**PROVIDED ENTRIES:**
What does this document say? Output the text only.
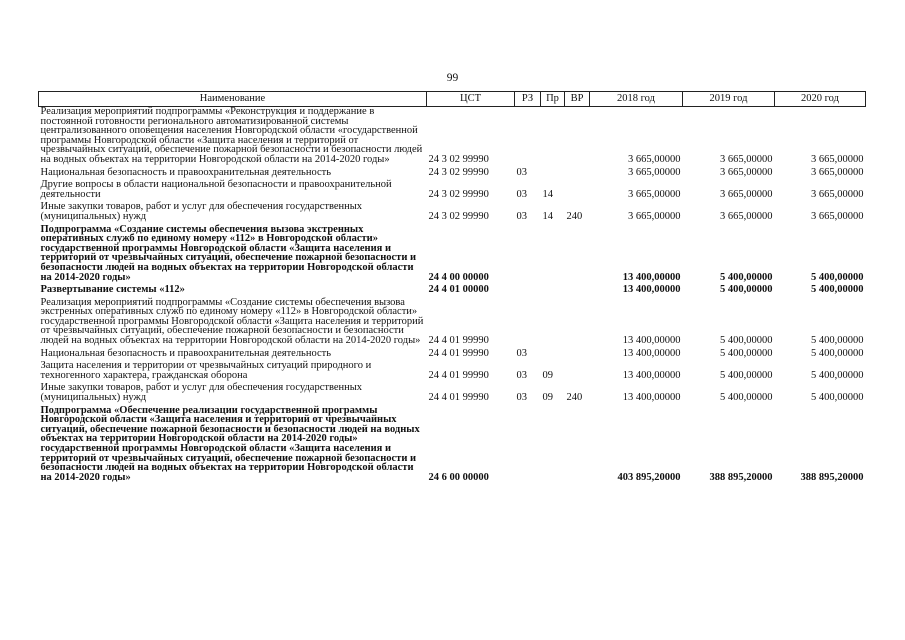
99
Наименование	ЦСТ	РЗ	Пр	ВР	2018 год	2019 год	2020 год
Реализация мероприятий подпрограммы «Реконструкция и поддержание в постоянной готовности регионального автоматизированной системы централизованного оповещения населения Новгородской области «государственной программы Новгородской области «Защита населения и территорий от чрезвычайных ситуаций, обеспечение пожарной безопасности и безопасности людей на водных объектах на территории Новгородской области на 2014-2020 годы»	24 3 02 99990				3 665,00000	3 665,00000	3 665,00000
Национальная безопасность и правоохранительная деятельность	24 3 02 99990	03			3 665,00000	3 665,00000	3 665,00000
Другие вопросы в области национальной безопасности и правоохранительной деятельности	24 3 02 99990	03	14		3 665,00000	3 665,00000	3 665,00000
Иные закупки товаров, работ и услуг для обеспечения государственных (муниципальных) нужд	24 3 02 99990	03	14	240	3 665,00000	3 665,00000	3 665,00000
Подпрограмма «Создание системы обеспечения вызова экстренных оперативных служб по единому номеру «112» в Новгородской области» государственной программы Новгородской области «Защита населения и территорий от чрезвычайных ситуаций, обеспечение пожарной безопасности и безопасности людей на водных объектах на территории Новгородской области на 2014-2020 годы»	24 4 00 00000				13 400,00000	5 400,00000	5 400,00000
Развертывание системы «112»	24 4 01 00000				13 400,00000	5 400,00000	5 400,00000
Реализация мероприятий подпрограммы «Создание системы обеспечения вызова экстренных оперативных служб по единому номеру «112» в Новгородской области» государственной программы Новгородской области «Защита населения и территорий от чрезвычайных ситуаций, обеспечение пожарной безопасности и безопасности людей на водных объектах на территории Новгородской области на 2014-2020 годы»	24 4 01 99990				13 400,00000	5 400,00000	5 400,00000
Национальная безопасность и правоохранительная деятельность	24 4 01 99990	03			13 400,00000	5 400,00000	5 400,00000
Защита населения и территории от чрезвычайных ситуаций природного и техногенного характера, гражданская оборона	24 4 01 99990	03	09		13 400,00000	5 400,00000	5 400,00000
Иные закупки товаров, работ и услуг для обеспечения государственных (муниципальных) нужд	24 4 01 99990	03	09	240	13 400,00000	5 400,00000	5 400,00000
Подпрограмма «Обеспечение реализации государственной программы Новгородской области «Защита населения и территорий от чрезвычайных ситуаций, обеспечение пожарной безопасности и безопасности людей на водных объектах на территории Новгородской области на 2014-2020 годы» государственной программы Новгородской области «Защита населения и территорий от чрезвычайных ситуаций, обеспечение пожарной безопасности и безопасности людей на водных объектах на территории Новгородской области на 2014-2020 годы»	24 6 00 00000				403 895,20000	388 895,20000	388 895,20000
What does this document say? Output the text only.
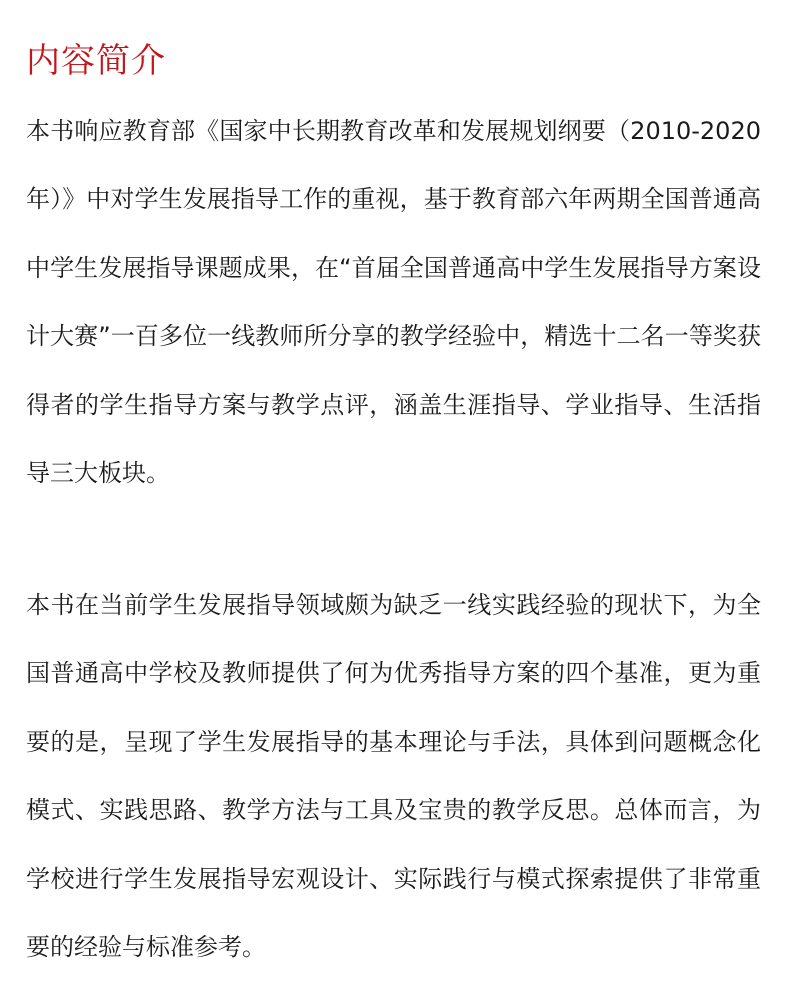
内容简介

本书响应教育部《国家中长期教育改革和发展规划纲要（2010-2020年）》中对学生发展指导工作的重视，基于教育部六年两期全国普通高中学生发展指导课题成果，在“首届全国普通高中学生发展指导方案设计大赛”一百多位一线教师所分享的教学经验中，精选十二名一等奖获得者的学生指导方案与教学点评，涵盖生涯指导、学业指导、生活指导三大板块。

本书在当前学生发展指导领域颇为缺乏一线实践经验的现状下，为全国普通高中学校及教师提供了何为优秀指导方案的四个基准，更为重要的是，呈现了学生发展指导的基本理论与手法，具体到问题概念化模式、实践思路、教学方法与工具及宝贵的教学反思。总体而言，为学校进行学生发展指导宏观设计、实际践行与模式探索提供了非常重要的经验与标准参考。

**WHAT IS BEING ASKED:** Transcribe all of the material exactly, leaving out whatever pictures it contains.

**ANSWER BELOW:**
What does this document say? Output the text only.
99
Наименование	ЦСТ	РЗ	Пр	ВР	2018 год	2019 год	2020 год
Реализация мероприятий подпрограммы «Реконструкция и поддержание в постоянной готовности регионального автоматизированной системы централизованного оповещения населения Новгородской области «государственной программы Новгородской области «Защита населения и территорий от чрезвычайных ситуаций, обеспечение пожарной безопасности и безопасности людей на водных объектах на территории Новгородской области на 2014-2020 годы»	24 3 02 99990				3 665,00000	3 665,00000	3 665,00000
Национальная безопасность и правоохранительная деятельность	24 3 02 99990	03			3 665,00000	3 665,00000	3 665,00000
Другие вопросы в области национальной безопасности и правоохранительной деятельности	24 3 02 99990	03	14		3 665,00000	3 665,00000	3 665,00000
Иные закупки товаров, работ и услуг для обеспечения государственных (муниципальных) нужд	24 3 02 99990	03	14	240	3 665,00000	3 665,00000	3 665,00000
Подпрограмма «Создание системы обеспечения вызова экстренных оперативных служб по единому номеру «112» в Новгородской области» государственной программы Новгородской области «Защита населения и территорий от чрезвычайных ситуаций, обеспечение пожарной безопасности и безопасности людей на водных объектах на территории Новгородской области на 2014-2020 годы»	24 4 00 00000				13 400,00000	5 400,00000	5 400,00000
Развертывание системы «112»	24 4 01 00000				13 400,00000	5 400,00000	5 400,00000
Реализация мероприятий подпрограммы «Создание системы обеспечения вызова экстренных оперативных служб по единому номеру «112» в Новгородской области» государственной программы Новгородской области «Защита населения и территорий от чрезвычайных ситуаций, обеспечение пожарной безопасности и безопасности людей на водных объектах на территории Новгородской области на 2014-2020 годы»	24 4 01 99990				13 400,00000	5 400,00000	5 400,00000
Национальная безопасность и правоохранительная деятельность	24 4 01 99990	03			13 400,00000	5 400,00000	5 400,00000
Защита населения и территории от чрезвычайных ситуаций природного и техногенного характера, гражданская оборона	24 4 01 99990	03	09		13 400,00000	5 400,00000	5 400,00000
Иные закупки товаров, работ и услуг для обеспечения государственных (муниципальных) нужд	24 4 01 99990	03	09	240	13 400,00000	5 400,00000	5 400,00000
Подпрограмма «Обеспечение реализации государственной программы Новгородской области «Защита населения и территорий от чрезвычайных ситуаций, обеспечение пожарной безопасности и безопасности людей на водных объектах на территории Новгородской области на 2014-2020 годы» государственной программы Новгородской области «Защита населения и территорий от чрезвычайных ситуаций, обеспечение пожарной безопасности и безопасности людей на водных объектах на территории Новгородской области на 2014-2020 годы»	24 6 00 00000				403 895,20000	388 895,20000	388 895,20000
What does this document say? Output the text only.
内容简介

本书响应教育部《国家中长期教育改革和发展规划纲要（2010-2020年）》中对学生发展指导工作的重视，基于教育部六年两期全国普通高中学生发展指导课题成果，在“首届全国普通高中学生发展指导方案设计大赛”一百多位一线教师所分享的教学经验中，精选十二名一等奖获得者的学生指导方案与教学点评，涵盖生涯指导、学业指导、生活指导三大板块。

本书在当前学生发展指导领域颇为缺乏一线实践经验的现状下，为全国普通高中学校及教师提供了何为优秀指导方案的四个基准，更为重要的是，呈现了学生发展指导的基本理论与手法，具体到问题概念化模式、实践思路、教学方法与工具及宝贵的教学反思。总体而言，为学校进行学生发展指导宏观设计、实际践行与模式探索提供了非常重要的经验与标准参考。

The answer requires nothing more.